Figure collection entries
* * * * *
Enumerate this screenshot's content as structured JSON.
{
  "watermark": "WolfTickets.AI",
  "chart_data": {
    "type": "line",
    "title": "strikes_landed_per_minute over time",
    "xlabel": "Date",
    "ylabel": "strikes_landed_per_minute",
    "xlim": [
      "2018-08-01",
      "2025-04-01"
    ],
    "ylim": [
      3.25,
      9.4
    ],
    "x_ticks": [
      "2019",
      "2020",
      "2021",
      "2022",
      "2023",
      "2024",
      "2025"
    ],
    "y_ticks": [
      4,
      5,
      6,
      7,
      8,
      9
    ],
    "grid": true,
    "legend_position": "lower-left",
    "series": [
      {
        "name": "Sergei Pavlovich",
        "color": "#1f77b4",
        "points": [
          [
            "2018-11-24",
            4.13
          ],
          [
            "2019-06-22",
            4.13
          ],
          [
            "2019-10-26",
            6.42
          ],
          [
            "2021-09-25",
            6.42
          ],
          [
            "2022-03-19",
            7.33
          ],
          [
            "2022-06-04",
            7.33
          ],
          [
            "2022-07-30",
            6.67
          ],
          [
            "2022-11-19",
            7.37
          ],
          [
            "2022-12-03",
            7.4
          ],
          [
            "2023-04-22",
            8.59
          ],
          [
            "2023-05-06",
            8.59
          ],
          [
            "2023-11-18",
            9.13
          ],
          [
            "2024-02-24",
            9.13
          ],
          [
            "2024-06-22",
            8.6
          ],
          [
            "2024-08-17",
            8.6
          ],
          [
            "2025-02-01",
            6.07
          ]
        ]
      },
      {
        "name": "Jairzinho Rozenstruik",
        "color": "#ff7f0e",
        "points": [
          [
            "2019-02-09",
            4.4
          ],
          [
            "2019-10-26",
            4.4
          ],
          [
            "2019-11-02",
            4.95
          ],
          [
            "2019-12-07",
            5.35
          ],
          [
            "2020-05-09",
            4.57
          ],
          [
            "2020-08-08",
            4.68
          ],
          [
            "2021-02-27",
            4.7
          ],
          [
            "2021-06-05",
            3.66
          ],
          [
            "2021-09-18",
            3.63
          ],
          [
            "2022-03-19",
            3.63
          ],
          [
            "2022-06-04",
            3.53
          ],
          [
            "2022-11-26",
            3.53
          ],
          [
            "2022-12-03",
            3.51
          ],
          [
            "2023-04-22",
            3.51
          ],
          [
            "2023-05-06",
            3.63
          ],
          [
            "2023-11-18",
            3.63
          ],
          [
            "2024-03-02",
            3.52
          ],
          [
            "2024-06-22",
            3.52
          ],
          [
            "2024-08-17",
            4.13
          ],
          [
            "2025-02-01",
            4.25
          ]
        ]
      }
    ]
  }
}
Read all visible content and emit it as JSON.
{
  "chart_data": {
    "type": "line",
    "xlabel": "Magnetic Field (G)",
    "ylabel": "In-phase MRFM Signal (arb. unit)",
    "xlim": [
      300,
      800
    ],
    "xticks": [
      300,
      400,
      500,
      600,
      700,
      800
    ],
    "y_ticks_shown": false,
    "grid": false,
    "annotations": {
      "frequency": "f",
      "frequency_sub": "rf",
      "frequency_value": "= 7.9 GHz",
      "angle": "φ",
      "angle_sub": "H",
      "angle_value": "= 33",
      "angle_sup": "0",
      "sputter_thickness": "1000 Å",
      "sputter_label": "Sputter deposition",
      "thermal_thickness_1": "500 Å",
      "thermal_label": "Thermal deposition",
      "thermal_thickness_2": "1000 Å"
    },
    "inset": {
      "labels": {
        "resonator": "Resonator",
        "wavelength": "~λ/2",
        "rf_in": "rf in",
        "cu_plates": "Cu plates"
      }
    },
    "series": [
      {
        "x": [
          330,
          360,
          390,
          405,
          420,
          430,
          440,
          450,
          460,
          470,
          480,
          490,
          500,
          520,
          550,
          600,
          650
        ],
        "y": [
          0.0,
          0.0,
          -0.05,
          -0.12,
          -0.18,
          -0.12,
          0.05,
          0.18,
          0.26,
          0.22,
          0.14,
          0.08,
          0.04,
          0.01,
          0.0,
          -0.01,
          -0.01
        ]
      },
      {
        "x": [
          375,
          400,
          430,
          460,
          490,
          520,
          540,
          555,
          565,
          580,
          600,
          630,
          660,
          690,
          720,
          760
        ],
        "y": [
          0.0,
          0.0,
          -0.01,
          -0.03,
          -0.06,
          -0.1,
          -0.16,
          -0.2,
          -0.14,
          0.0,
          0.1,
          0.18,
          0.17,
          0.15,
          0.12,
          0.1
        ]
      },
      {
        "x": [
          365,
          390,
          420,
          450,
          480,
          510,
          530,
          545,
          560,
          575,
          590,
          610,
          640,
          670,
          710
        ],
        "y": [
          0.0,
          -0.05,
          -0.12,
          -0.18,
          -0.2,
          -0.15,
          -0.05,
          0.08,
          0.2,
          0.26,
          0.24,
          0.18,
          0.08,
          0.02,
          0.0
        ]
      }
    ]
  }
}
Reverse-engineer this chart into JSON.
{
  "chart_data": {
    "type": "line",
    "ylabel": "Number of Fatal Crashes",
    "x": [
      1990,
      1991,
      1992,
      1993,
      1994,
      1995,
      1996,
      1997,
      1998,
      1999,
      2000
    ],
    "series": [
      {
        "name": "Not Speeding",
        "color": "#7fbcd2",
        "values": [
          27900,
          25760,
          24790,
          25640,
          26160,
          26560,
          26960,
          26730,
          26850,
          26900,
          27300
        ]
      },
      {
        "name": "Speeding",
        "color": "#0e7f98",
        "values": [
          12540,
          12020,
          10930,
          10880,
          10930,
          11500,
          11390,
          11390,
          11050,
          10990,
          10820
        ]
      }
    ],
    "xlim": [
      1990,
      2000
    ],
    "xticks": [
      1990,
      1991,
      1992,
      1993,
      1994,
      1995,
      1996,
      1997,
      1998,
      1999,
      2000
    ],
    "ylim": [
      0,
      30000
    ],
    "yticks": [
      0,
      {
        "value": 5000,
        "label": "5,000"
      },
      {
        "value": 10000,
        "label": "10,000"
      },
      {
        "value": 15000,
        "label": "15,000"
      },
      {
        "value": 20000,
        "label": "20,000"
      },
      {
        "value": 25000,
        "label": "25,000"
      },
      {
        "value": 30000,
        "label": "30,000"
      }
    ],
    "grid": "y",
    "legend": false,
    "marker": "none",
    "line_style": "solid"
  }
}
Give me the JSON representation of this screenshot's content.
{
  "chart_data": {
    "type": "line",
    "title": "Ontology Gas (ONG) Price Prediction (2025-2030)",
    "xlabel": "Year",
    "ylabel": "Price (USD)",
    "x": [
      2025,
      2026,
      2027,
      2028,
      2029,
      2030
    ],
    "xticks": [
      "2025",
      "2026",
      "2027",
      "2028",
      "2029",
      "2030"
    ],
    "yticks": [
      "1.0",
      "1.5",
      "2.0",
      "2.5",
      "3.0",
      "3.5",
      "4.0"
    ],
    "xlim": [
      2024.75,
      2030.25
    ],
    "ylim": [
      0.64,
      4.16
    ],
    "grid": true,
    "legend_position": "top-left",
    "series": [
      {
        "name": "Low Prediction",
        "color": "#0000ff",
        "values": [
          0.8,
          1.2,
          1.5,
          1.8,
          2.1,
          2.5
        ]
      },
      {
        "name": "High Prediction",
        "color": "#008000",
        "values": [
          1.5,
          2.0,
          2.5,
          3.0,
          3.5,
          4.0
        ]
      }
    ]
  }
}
* * * * *
The lines to quote run from the one containing "Give me the" through the final line of the material above; please give them exactly, both ends included, and nothing else.

• FINISHED ANSWER:
Give me the JSON representation of this screenshot's content.
{
  "chart_data": {
    "type": "line",
    "title": "Ontology Gas (ONG) Price Prediction (2025-2030)",
    "xlabel": "Year",
    "ylabel": "Price (USD)",
    "x": [
      2025,
      2026,
      2027,
      2028,
      2029,
      2030
    ],
    "xticks": [
      "2025",
      "2026",
      "2027",
      "2028",
      "2029",
      "2030"
    ],
    "yticks": [
      "1.0",
      "1.5",
      "2.0",
      "2.5",
      "3.0",
      "3.5",
      "4.0"
    ],
    "xlim": [
      2024.75,
      2030.25
    ],
    "ylim": [
      0.64,
      4.16
    ],
    "grid": true,
    "legend_position": "top-left",
    "series": [
      {
        "name": "Low Prediction",
        "color": "#0000ff",
        "values": [
          0.8,
          1.2,
          1.5,
          1.8,
          2.1,
          2.5
        ]
      },
      {
        "name": "High Prediction",
        "color": "#008000",
        "values": [
          1.5,
          2.0,
          2.5,
          3.0,
          3.5,
          4.0
        ]
      }
    ]
  }
}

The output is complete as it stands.